● AIM:
Return the entries below in their exact form, leaving the pictures out.

● RECORD EXCERPTS:

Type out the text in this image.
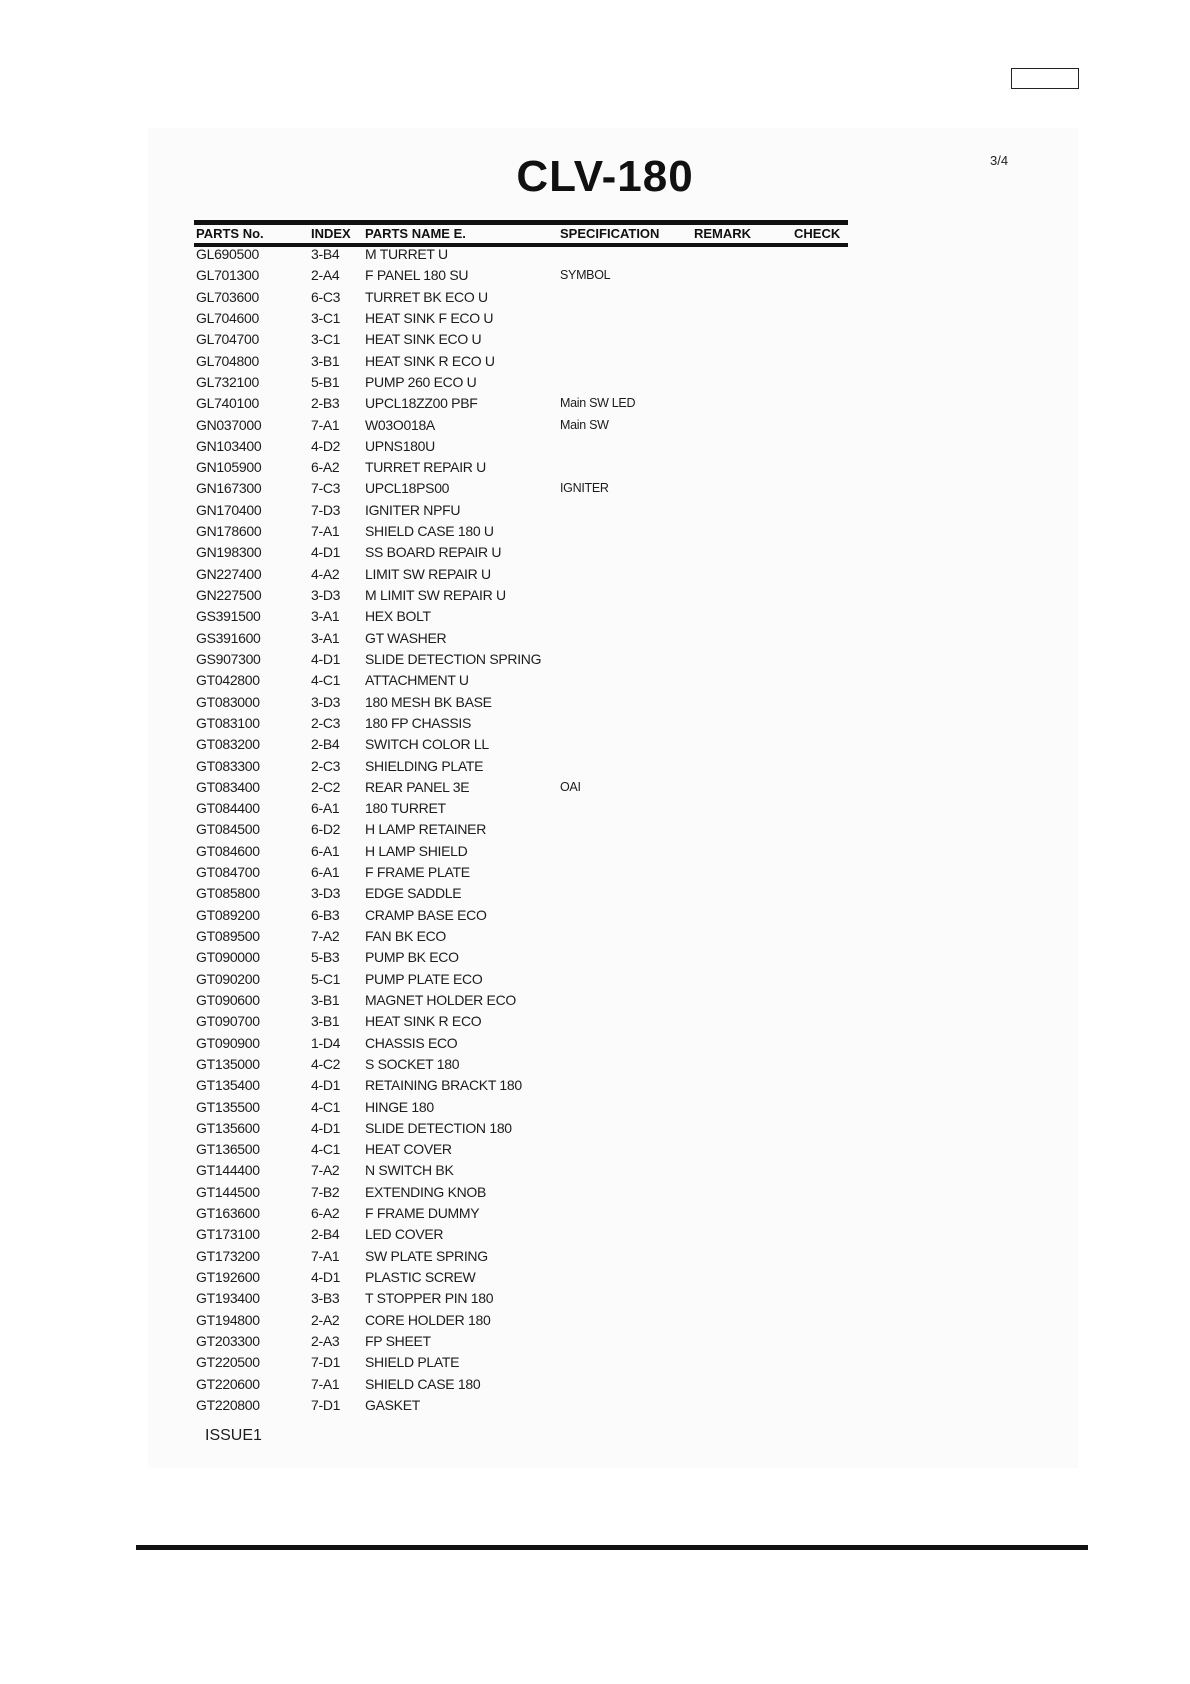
CLV-180	3/4
PARTS No.	INDEX PARTS NAME E.	SPECIFICATION	REMARK	CHECK
GL690500	3-B4 M TURRET U
GL701300	2-A4 F PANEL 180 SU	SYMBOL
GL703600	6-C3 TURRET BK ECO U
GL704600	3-C1 HEAT SINK F ECO U
GL704700	3-C1 HEAT SINK ECO U
GL704800	3-B1 HEAT SINK R ECO U
GL732100	5-B1 PUMP 260 ECO U
GL740100	2-B3 UPCL18ZZ00 PBF	Main SW LED
GN037000	7-A1 W03O018A	Main SW
GN103400	4-D2 UPNS180U
GN105900	6-A2 TURRET REPAIR U
GN167300	7-C3 UPCL18PS00	IGNITER
GN170400	7-D3 IGNITER NPFU
GN178600	7-A1 SHIELD CASE 180 U
GN198300	4-D1 SS BOARD REPAIR U
GN227400	4-A2 LIMIT SW REPAIR U
GN227500	3-D3 M LIMIT SW REPAIR U
GS391500	3-A1 HEX BOLT
GS391600	3-A1 GT WASHER
GS907300	4-D1 SLIDE DETECTION SPRING
GT042800	4-C1 ATTACHMENT U
GT083000	3-D3 180 MESH BK BASE
GT083100	2-C3 180 FP CHASSIS
GT083200	2-B4 SWITCH COLOR LL
GT083300	2-C3 SHIELDING PLATE
GT083400	2-C2 REAR PANEL 3E	OAI
GT084400	6-A1 180 TURRET
GT084500	6-D2 H LAMP RETAINER
GT084600	6-A1 H LAMP SHIELD
GT084700	6-A1 F FRAME PLATE
GT085800	3-D3 EDGE SADDLE
GT089200	6-B3 CRAMP BASE ECO
GT089500	7-A2 FAN BK ECO
GT090000	5-B3 PUMP BK ECO
GT090200	5-C1 PUMP PLATE ECO
GT090600	3-B1 MAGNET HOLDER ECO
GT090700	3-B1 HEAT SINK R ECO
GT090900	1-D4 CHASSIS ECO
GT135000	4-C2 S SOCKET 180
GT135400	4-D1 RETAINING BRACKT 180
GT135500	4-C1 HINGE 180
GT135600	4-D1 SLIDE DETECTION 180
GT136500	4-C1 HEAT COVER
GT144400	7-A2 N SWITCH BK
GT144500	7-B2 EXTENDING KNOB
GT163600	6-A2 F FRAME DUMMY
GT173100	2-B4 LED COVER
GT173200	7-A1 SW PLATE SPRING
GT192600	4-D1 PLASTIC SCREW
GT193400	3-B3 T STOPPER PIN 180
GT194800	2-A2 CORE HOLDER 180
GT203300	2-A3 FP SHEET
GT220500	7-D1 SHIELD PLATE
GT220600	7-A1 SHIELD CASE 180
GT220800	7-D1 GASKET
ISSUE1
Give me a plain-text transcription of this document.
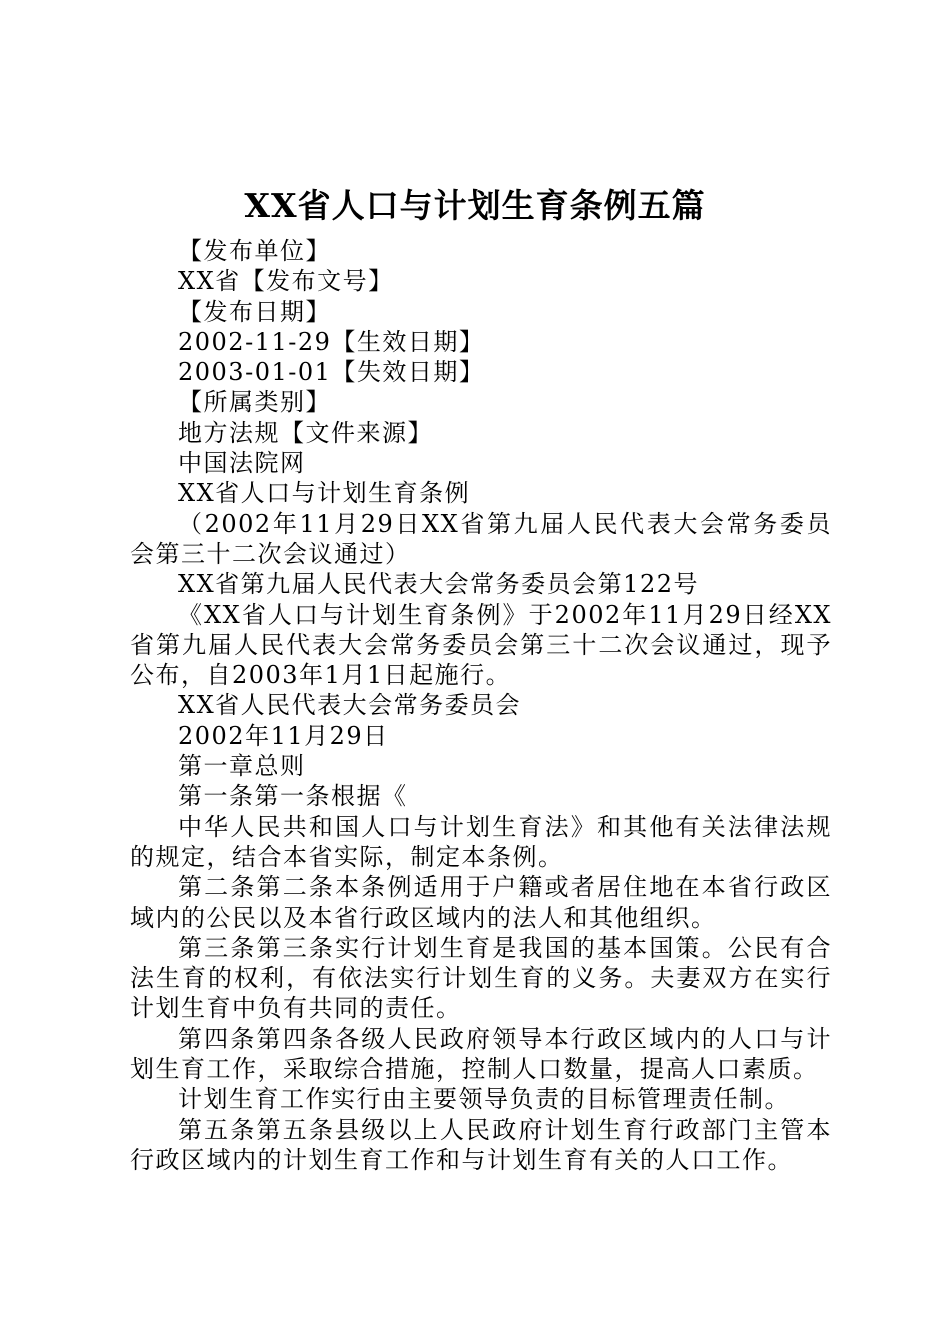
XX省人口与计划生育条例五篇

【发布单位】

XX省【发布文号】

【发布日期】

2002-11-29【生效日期】

2003-01-01【失效日期】

【所属类别】

地方法规【文件来源】

中国法院网

XX省人口与计划生育条例

（2002年11月29日XX省第九届人民代表大会常务委员会第三十二次会议通过）

XX省第九届人民代表大会常务委员会第122号

《XX省人口与计划生育条例》于2002年11月29日经XX省第九届人民代表大会常务委员会第三十二次会议通过，现予公布，自2003年1月1日起施行。

XX省人民代表大会常务委员会

2002年11月29日

第一章总则

第一条第一条根据《

中华人民共和国人口与计划生育法》和其他有关法律法规的规定，结合本省实际，制定本条例。

第二条第二条本条例适用于户籍或者居住地在本省行政区域内的公民以及本省行政区域内的法人和其他组织。

第三条第三条实行计划生育是我国的基本国策。公民有合法生育的权利，有依法实行计划生育的义务。夫妻双方在实行计划生育中负有共同的责任。

第四条第四条各级人民政府领导本行政区域内的人口与计划生育工作，采取综合措施，控制人口数量，提高人口素质。

计划生育工作实行由主要领导负责的目标管理责任制。

第五条第五条县级以上人民政府计划生育行政部门主管本行政区域内的计划生育工作和与计划生育有关的人口工作。
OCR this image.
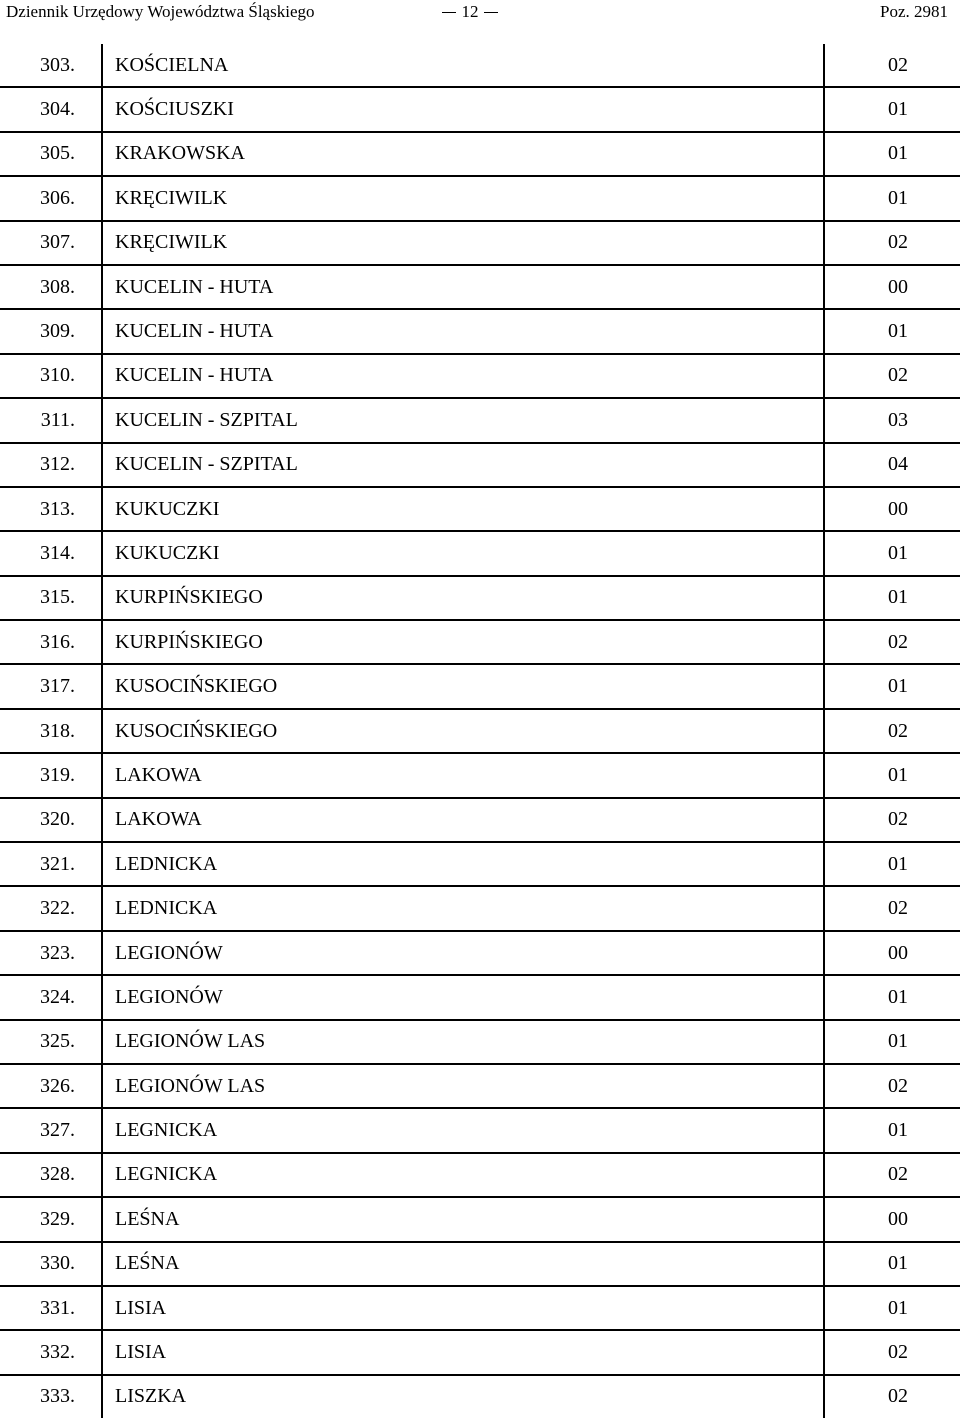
Dziennik Urzędowy Województwa Śląskiego	12	Poz. 2981
303.	KOŚCIELNA	02
304.	KOŚCIUSZKI	01
305.	KRAKOWSKA	01
306.	KRĘCIWILK	01
307.	KRĘCIWILK	02
308.	KUCELIN - HUTA	00
309.	KUCELIN - HUTA	01
310.	KUCELIN - HUTA	02
311.	KUCELIN - SZPITAL	03
312.	KUCELIN - SZPITAL	04
313.	KUKUCZKI	00
314.	KUKUCZKI	01
315.	KURPIŃSKIEGO	01
316.	KURPIŃSKIEGO	02
317.	KUSOCIŃSKIEGO	01
318.	KUSOCIŃSKIEGO	02
319.	LAKOWA	01
320.	LAKOWA	02
321.	LEDNICKA	01
322.	LEDNICKA	02
323.	LEGIONÓW	00
324.	LEGIONÓW	01
325.	LEGIONÓW LAS	01
326.	LEGIONÓW LAS	02
327.	LEGNICKA	01
328.	LEGNICKA	02
329.	LEŚNA	00
330.	LEŚNA	01
331.	LISIA	01
332.	LISIA	02
333.	LISZKA	02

● FULL ANSWER:
Type out the text in this image.
CLV-180	3/4
PARTS No.	INDEX PARTS NAME E.	SPECIFICATION	REMARK	CHECK
GL690500	3-B4 M TURRET U
GL701300	2-A4 F PANEL 180 SU	SYMBOL
GL703600	6-C3 TURRET BK ECO U
GL704600	3-C1 HEAT SINK F ECO U
GL704700	3-C1 HEAT SINK ECO U
GL704800	3-B1 HEAT SINK R ECO U
GL732100	5-B1 PUMP 260 ECO U
GL740100	2-B3 UPCL18ZZ00 PBF	Main SW LED
GN037000	7-A1 W03O018A	Main SW
GN103400	4-D2 UPNS180U
GN105900	6-A2 TURRET REPAIR U
GN167300	7-C3 UPCL18PS00	IGNITER
GN170400	7-D3 IGNITER NPFU
GN178600	7-A1 SHIELD CASE 180 U
GN198300	4-D1 SS BOARD REPAIR U
GN227400	4-A2 LIMIT SW REPAIR U
GN227500	3-D3 M LIMIT SW REPAIR U
GS391500	3-A1 HEX BOLT
GS391600	3-A1 GT WASHER
GS907300	4-D1 SLIDE DETECTION SPRING
GT042800	4-C1 ATTACHMENT U
GT083000	3-D3 180 MESH BK BASE
GT083100	2-C3 180 FP CHASSIS
GT083200	2-B4 SWITCH COLOR LL
GT083300	2-C3 SHIELDING PLATE
GT083400	2-C2 REAR PANEL 3E	OAI
GT084400	6-A1 180 TURRET
GT084500	6-D2 H LAMP RETAINER
GT084600	6-A1 H LAMP SHIELD
GT084700	6-A1 F FRAME PLATE
GT085800	3-D3 EDGE SADDLE
GT089200	6-B3 CRAMP BASE ECO
GT089500	7-A2 FAN BK ECO
GT090000	5-B3 PUMP BK ECO
GT090200	5-C1 PUMP PLATE ECO
GT090600	3-B1 MAGNET HOLDER ECO
GT090700	3-B1 HEAT SINK R ECO
GT090900	1-D4 CHASSIS ECO
GT135000	4-C2 S SOCKET 180
GT135400	4-D1 RETAINING BRACKT 180
GT135500	4-C1 HINGE 180
GT135600	4-D1 SLIDE DETECTION 180
GT136500	4-C1 HEAT COVER
GT144400	7-A2 N SWITCH BK
GT144500	7-B2 EXTENDING KNOB
GT163600	6-A2 F FRAME DUMMY
GT173100	2-B4 LED COVER
GT173200	7-A1 SW PLATE SPRING
GT192600	4-D1 PLASTIC SCREW
GT193400	3-B3 T STOPPER PIN 180
GT194800	2-A2 CORE HOLDER 180
GT203300	2-A3 FP SHEET
GT220500	7-D1 SHIELD PLATE
GT220600	7-A1 SHIELD CASE 180
GT220800	7-D1 GASKET
ISSUE1
Give me a plain-text transcription of this document.
XX省人口与计划生育条例五篇

【发布单位】

XX省【发布文号】

【发布日期】

2002-11-29【生效日期】

2003-01-01【失效日期】

【所属类别】

地方法规【文件来源】

中国法院网

XX省人口与计划生育条例

（2002年11月29日XX省第九届人民代表大会常务委员会第三十二次会议通过）

XX省第九届人民代表大会常务委员会第122号

《XX省人口与计划生育条例》于2002年11月29日经XX省第九届人民代表大会常务委员会第三十二次会议通过，现予公布，自2003年1月1日起施行。

XX省人民代表大会常务委员会

2002年11月29日

第一章总则

第一条第一条根据《

中华人民共和国人口与计划生育法》和其他有关法律法规的规定，结合本省实际，制定本条例。

第二条第二条本条例适用于户籍或者居住地在本省行政区域内的公民以及本省行政区域内的法人和其他组织。

第三条第三条实行计划生育是我国的基本国策。公民有合法生育的权利，有依法实行计划生育的义务。夫妻双方在实行计划生育中负有共同的责任。

第四条第四条各级人民政府领导本行政区域内的人口与计划生育工作，采取综合措施，控制人口数量，提高人口素质。

计划生育工作实行由主要领导负责的目标管理责任制。

第五条第五条县级以上人民政府计划生育行政部门主管本行政区域内的计划生育工作和与计划生育有关的人口工作。
OCR this image.
Dziennik Urzędowy Województwa Śląskiego	12	Poz. 2981
303.	KOŚCIELNA	02
304.	KOŚCIUSZKI	01
305.	KRAKOWSKA	01
306.	KRĘCIWILK	01
307.	KRĘCIWILK	02
308.	KUCELIN - HUTA	00
309.	KUCELIN - HUTA	01
310.	KUCELIN - HUTA	02
311.	KUCELIN - SZPITAL	03
312.	KUCELIN - SZPITAL	04
313.	KUKUCZKI	00
314.	KUKUCZKI	01
315.	KURPIŃSKIEGO	01
316.	KURPIŃSKIEGO	02
317.	KUSOCIŃSKIEGO	01
318.	KUSOCIŃSKIEGO	02
319.	LAKOWA	01
320.	LAKOWA	02
321.	LEDNICKA	01
322.	LEDNICKA	02
323.	LEGIONÓW	00
324.	LEGIONÓW	01
325.	LEGIONÓW LAS	01
326.	LEGIONÓW LAS	02
327.	LEGNICKA	01
328.	LEGNICKA	02
329.	LEŚNA	00
330.	LEŚNA	01
331.	LISIA	01
332.	LISIA	02
333.	LISZKA	02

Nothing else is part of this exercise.